> Your tasks
• 1. Decide whether each statement below agrees with the passage on Herbert Read's view of schooling, answering yes or no and quoting the deciding words of the passage: (a) Read wrote in the late 1940s that modern schooling had become an acquisitive process; (b) Ayres considered introducing military drill into US high schools in 1927; (c) Read's comments were aimed at Ward specifically.
• 2. Pick up the passage on Herbert Read's view of schooling after its final sentence and continue it.

Herbert Read and Paul Goodman, both Ward’s contemporaries, sharpened this critique by revisiting the sociological changes that Stirner had contemplated in the 1840s. A lot had changed in the intervening period and neither Read nor Goodman believed that the revolutionary changes promised by Stirner’s realist revolution had been achieved. Writing in the late 1940s, Read argued that modern schooling had been turned into ‘an acquisitive process, directed to vocation’. In the seventy-year period following the introduction of elementary schooling in Britain, education had been entirely disconnected from the idea of individual flourishing. Humanism had all but disappeared. Leonard Ayres, the American educator and educationalist, promoted the kind of institutional approach that caused Read to despair. Contemplating the wisdom of introducing military drill into US high schools in 1917, Ayres observed:

There are three questions that are always in order when it is proposed to establish a new course in the public schools to train workers for a definite trade or vocation. The first is: ‘What knowledge and skill required in the trade can the school give?’ The second is: ‘What will the new course cost in time and money?’ The third question is: ‘What can we learn about such courses from the experience of localities where they have been in operation?’ These three questions are always relevant, whether the new course is for boys or for girls and whether it is designed to reach all of the pupils or only those who choose to enter it.61

Like Ward, Read was worried about the management of schools and the adequacy of the means adopted to educate learners – how far education had become geared to instruction and book-learning, for example. But in his view, these arguments were symptomatic of a broader failure, which he called the ‘failure to specify clearly enough’ the aims of education. Returning to the moral and behavioural aspects of education, Read considered that the discussion of aims had been obscured by arguments about delivery of teaching. His comments were not directed at Ward specifically, but they had some relevance to his position. Ward believed that removing children from the ‘ghetto of childhood’ and ‘sharing interests and activities with those of the adult world’ was a ‘step toward a more habitable environment for our fellow citizens, young or old’.62 Read’s worry was that the adoption of innovative teaching methods would not prevent children being socialized into worlds that were structured by values inimical to non-dominating cultures, even if they attended schools that were not run by the state.

For Read, schooling was fundamentally rigged to the ‘competitive system’ and designed to deliver ‘efficiency, progress, success’. As an art historian who associated education with creativity, growth and self-fulfilment, Read judged these impoverished goals. He noted, too, that unpacking their meaning was ‘necessarily excluded’ from education debates.63 Not only, then, was government able to determine the cultural values that education met, it was also empowered to remove debates about cultural purpose from public agendas. This form of agenda setting explained why subsequent generations of children were variously required to recite articles of faith, learn military discipline and meet the needs of business to advance national power globally.

(Stored items)
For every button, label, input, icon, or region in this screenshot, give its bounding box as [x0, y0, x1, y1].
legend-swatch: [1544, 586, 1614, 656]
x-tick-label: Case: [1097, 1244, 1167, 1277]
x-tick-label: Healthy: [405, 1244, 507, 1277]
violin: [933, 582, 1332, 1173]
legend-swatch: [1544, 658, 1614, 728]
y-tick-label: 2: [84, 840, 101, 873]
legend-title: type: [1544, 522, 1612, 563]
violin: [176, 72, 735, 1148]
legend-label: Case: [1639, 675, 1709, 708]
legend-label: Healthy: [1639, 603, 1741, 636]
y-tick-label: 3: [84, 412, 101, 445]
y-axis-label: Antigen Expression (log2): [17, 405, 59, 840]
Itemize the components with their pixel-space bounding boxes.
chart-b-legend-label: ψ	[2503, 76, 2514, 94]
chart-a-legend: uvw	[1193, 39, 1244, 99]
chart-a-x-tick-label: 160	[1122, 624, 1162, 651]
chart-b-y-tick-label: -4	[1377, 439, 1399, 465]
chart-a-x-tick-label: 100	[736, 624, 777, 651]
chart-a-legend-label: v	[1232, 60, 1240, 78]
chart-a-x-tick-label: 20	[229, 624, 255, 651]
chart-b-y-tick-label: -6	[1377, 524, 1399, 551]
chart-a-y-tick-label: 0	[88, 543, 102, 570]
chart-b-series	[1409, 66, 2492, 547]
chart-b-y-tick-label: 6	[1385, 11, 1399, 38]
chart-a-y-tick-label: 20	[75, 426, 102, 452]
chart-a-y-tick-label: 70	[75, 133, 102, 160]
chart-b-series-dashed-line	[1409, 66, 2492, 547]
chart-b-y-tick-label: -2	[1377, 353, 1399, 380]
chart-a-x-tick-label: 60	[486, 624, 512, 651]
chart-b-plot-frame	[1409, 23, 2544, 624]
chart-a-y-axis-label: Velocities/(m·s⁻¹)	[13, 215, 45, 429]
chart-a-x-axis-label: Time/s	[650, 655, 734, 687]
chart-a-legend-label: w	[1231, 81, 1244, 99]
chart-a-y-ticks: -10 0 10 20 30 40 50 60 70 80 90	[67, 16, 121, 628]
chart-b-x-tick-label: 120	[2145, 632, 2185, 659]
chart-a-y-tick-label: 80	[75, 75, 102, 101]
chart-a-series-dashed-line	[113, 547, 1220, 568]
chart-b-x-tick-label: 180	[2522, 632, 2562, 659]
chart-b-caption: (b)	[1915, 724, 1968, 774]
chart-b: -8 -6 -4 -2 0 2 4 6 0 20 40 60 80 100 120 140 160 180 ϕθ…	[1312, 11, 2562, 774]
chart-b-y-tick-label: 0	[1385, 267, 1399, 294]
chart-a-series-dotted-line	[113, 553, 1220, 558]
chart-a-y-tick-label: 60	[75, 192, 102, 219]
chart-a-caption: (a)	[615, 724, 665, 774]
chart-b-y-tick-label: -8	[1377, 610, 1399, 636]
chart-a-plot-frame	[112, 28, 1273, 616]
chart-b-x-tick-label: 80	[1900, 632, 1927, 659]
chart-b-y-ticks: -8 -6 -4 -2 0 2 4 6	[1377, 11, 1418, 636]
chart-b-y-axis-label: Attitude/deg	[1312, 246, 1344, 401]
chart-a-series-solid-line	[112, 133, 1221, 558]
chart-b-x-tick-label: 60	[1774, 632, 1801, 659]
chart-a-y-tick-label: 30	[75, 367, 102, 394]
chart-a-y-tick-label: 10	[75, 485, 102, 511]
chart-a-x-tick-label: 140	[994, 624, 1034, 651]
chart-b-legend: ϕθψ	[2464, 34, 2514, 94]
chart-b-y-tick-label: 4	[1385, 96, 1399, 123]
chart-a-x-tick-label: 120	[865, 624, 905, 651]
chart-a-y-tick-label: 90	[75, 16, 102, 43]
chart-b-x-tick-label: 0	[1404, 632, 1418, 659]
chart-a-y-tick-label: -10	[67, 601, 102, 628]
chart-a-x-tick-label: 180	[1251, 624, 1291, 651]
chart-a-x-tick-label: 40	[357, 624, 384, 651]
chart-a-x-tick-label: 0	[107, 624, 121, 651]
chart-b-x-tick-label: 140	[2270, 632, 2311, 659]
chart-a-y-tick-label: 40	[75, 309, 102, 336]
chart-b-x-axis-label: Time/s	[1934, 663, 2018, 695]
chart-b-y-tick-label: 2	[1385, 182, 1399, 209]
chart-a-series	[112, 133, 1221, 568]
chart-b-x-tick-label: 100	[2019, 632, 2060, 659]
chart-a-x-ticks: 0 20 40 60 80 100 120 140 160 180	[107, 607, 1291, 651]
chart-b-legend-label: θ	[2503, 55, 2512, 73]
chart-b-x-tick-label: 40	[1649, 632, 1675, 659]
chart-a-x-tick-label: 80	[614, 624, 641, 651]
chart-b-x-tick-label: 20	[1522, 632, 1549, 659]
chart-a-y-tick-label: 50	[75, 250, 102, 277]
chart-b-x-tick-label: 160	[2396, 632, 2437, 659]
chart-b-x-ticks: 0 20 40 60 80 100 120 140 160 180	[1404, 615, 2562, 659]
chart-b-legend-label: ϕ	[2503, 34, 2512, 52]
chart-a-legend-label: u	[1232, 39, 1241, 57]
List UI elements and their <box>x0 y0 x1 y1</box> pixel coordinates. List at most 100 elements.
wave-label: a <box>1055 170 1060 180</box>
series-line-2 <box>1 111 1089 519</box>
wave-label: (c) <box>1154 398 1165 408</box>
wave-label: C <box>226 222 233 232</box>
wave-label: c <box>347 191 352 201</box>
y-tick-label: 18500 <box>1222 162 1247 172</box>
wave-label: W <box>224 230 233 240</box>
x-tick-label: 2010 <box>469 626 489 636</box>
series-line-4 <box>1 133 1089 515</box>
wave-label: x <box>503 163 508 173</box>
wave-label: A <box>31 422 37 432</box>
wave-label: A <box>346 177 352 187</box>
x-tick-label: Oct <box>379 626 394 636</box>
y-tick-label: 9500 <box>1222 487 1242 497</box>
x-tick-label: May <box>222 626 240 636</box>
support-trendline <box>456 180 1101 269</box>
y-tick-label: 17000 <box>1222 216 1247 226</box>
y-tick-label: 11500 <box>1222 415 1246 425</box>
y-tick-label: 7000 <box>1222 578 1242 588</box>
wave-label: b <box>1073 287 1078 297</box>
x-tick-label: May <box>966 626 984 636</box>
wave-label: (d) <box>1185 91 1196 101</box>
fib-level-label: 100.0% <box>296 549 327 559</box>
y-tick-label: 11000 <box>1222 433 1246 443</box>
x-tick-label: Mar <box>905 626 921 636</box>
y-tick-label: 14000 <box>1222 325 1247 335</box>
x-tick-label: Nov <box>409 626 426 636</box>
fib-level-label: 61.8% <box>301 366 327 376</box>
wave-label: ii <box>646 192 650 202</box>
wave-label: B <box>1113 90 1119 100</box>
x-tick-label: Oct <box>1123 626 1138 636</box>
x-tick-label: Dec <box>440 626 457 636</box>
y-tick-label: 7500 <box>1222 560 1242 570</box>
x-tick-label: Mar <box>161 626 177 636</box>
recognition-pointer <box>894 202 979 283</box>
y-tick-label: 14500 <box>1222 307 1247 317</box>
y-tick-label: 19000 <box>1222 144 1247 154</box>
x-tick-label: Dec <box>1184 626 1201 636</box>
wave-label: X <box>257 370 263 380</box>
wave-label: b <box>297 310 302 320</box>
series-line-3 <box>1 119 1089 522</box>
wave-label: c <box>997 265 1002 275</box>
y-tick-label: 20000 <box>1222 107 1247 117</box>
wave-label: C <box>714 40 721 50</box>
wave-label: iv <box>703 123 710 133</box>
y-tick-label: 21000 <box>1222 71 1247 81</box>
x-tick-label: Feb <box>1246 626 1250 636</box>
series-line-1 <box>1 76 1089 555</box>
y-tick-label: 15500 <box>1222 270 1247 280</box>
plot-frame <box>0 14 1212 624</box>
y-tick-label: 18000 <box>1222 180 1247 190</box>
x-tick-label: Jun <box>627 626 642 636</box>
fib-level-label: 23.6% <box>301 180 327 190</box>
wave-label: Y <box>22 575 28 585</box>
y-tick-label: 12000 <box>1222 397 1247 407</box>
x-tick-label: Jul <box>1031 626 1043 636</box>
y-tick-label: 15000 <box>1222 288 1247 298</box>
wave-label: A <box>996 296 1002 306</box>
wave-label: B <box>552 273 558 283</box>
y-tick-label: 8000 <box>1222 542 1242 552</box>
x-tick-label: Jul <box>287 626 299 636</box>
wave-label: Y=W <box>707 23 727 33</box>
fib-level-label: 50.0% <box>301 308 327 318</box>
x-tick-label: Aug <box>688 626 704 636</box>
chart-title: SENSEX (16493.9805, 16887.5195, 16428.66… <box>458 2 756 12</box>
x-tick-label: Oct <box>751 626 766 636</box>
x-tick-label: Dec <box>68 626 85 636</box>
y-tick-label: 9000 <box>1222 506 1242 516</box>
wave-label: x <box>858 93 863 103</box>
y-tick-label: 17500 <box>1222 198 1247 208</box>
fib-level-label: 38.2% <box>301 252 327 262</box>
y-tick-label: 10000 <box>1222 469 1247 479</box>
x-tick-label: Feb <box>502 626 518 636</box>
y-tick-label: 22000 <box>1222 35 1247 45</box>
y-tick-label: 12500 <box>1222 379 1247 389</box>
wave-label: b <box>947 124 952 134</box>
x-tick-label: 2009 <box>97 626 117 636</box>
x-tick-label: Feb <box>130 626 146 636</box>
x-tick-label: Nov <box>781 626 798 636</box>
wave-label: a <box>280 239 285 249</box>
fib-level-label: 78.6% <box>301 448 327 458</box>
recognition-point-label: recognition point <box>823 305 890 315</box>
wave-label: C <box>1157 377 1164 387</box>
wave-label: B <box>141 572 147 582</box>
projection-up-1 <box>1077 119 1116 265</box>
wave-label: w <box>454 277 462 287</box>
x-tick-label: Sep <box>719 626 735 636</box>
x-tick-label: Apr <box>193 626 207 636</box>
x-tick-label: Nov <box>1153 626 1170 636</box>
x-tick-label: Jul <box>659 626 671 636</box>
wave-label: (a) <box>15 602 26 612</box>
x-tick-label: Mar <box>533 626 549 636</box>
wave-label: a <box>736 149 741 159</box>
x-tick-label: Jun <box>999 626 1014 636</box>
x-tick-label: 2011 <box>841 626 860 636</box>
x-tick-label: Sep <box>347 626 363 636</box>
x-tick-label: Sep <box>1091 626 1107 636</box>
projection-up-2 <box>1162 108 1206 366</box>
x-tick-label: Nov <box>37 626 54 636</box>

> Task answers
• 1.
(a) Yes: "Writing in the late 1940s, Read argued that modern schooling had been turned into ‘an acquisitive process, directed to vocation’."
(b) No: "Contemplating the wisdom of introducing military drill into US high schools in 1917"
(c) No: "His comments were not directed at Ward specifically"

• 2.
Goodman further pressed Read’s arguments. Noted for mixing self with sociological analysis, Goodman wrote about his sense of anomie from the vacuity of American consumerism and suburban living and the effects of corporate advancement, rationalization, affluence and bureaucratic welfare systems in post-war America. These were almost entirely detrimental and he used the term ‘the empty society’ to describe the prevailing culture. Some of the most obvious symptoms of the ‘empty society’ were middle-class withdrawal into the suburbs, the urban ghettoization of poor and Black American populations, the growth of public media and the concomitant depletion of intelligent news reporting, social breakdown and delinquency. America, he argued in 1966, was ‘on a course’ heading towards ‘empty and immoral empire or to exhaustion and fascism’.64

These seismic sociological shifts were played out in education. Like Read, Goodman argued that modern education was designed to meet government agendas. But insofar as these were shaped by competitive advantage and global market success, he also argued that the usefulness of educating the general population had been comprehensively outstripped by economic realities. Only a ‘few percent with elaborate academic training’ were required to sustain bureaucratic systems, yet ‘all the young are subjected to twelve years of schooling and over 40% go to college’.65 Most of this time was wasted for reasons that Ward elaborated; American schooling was compulsory miseducation.66 Goodman further linked the pointlessness of classroom activity to the smooth operation of ‘the profit system’, whose continued health pointedly exposed the miscalculations of Marxist imaginings. Indeed the rudeness of capitalism’s health was inversely related to the physical and psychological sickness of the individuals captured within it. The profit system locked people into mindless, paralysing relationships of dependency: the poorest earned just enough money to buy the endless streams of throwaway goods that better-off technicians, trained to ‘execute a detail of a program handed down’, were tasked with producing.67 Everyone submitted to this ‘inhuman routine’ from ‘fear and helplessness’ and because powerlessness afforded a sufficient, albeit thin veneer of security. Considerations of ‘special vocation, profession, functional independence, way of life, way of being in the community, or corporate responsibility for the public good’ could be set aside for as long as individual activity ‘pays off in the common coin’.68 Schooling, like work, was essentially designed to prepare learners to become cogs in this cultural machine. Teachers had become ‘personnel in a school system, rather than contributing to the growing up of the young’.69 And education served to hold the young ‘on ice’: keep them busy before they entered the world of work and give them the illusion of belonging.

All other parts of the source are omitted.